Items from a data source
◆ ◆ ◆
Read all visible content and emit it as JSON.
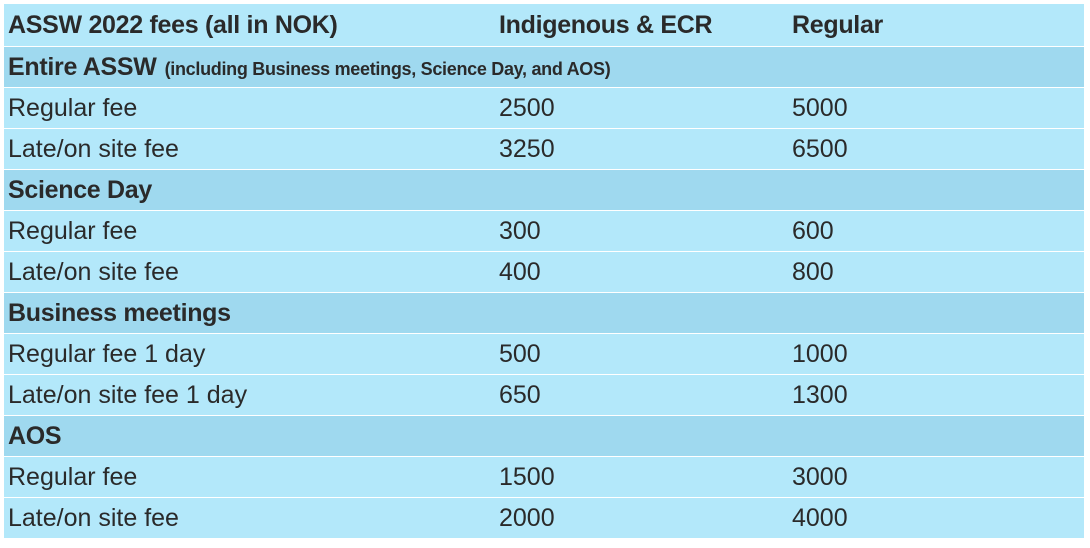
{
  "table": {
    "header": {
      "col1": "ASSW 2022 fees (all in NOK)",
      "col2": "Indigenous & ECR",
      "col3": "Regular"
    },
    "sections": [
      {
        "title": "Entire ASSW",
        "note": "(including Business meetings, Science Day, and AOS)",
        "rows": [
          {
            "label": "Regular fee",
            "indigenous_ecr": "2500",
            "regular": "5000"
          },
          {
            "label": "Late/on site fee",
            "indigenous_ecr": "3250",
            "regular": "6500"
          }
        ]
      },
      {
        "title": "Science Day",
        "note": "",
        "rows": [
          {
            "label": "Regular fee",
            "indigenous_ecr": "300",
            "regular": "600"
          },
          {
            "label": "Late/on site fee",
            "indigenous_ecr": "400",
            "regular": "800"
          }
        ]
      },
      {
        "title": "Business meetings",
        "note": "",
        "rows": [
          {
            "label": "Regular fee 1 day",
            "indigenous_ecr": "500",
            "regular": "1000"
          },
          {
            "label": "Late/on site fee 1 day",
            "indigenous_ecr": "650",
            "regular": "1300"
          }
        ]
      },
      {
        "title": "AOS",
        "note": "",
        "rows": [
          {
            "label": "Regular fee",
            "indigenous_ecr": "1500",
            "regular": "3000"
          },
          {
            "label": "Late/on site fee",
            "indigenous_ecr": "2000",
            "regular": "4000"
          }
        ]
      }
    ]
  }
}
◆ ◆ ◆
Retype the listing exactly. Pictures do not belong in the copy.

**EXERCISE ANSWER:**
Read all visible content and emit it as JSON.
{
  "table": {
    "header": {
      "col1": "ASSW 2022 fees (all in NOK)",
      "col2": "Indigenous & ECR",
      "col3": "Regular"
    },
    "sections": [
      {
        "title": "Entire ASSW",
        "note": "(including Business meetings, Science Day, and AOS)",
        "rows": [
          {
            "label": "Regular fee",
            "indigenous_ecr": "2500",
            "regular": "5000"
          },
          {
            "label": "Late/on site fee",
            "indigenous_ecr": "3250",
            "regular": "6500"
          }
        ]
      },
      {
        "title": "Science Day",
        "note": "",
        "rows": [
          {
            "label": "Regular fee",
            "indigenous_ecr": "300",
            "regular": "600"
          },
          {
            "label": "Late/on site fee",
            "indigenous_ecr": "400",
            "regular": "800"
          }
        ]
      },
      {
        "title": "Business meetings",
        "note": "",
        "rows": [
          {
            "label": "Regular fee 1 day",
            "indigenous_ecr": "500",
            "regular": "1000"
          },
          {
            "label": "Late/on site fee 1 day",
            "indigenous_ecr": "650",
            "regular": "1300"
          }
        ]
      },
      {
        "title": "AOS",
        "note": "",
        "rows": [
          {
            "label": "Regular fee",
            "indigenous_ecr": "1500",
            "regular": "3000"
          },
          {
            "label": "Late/on site fee",
            "indigenous_ecr": "2000",
            "regular": "4000"
          }
        ]
      }
    ]
  }
}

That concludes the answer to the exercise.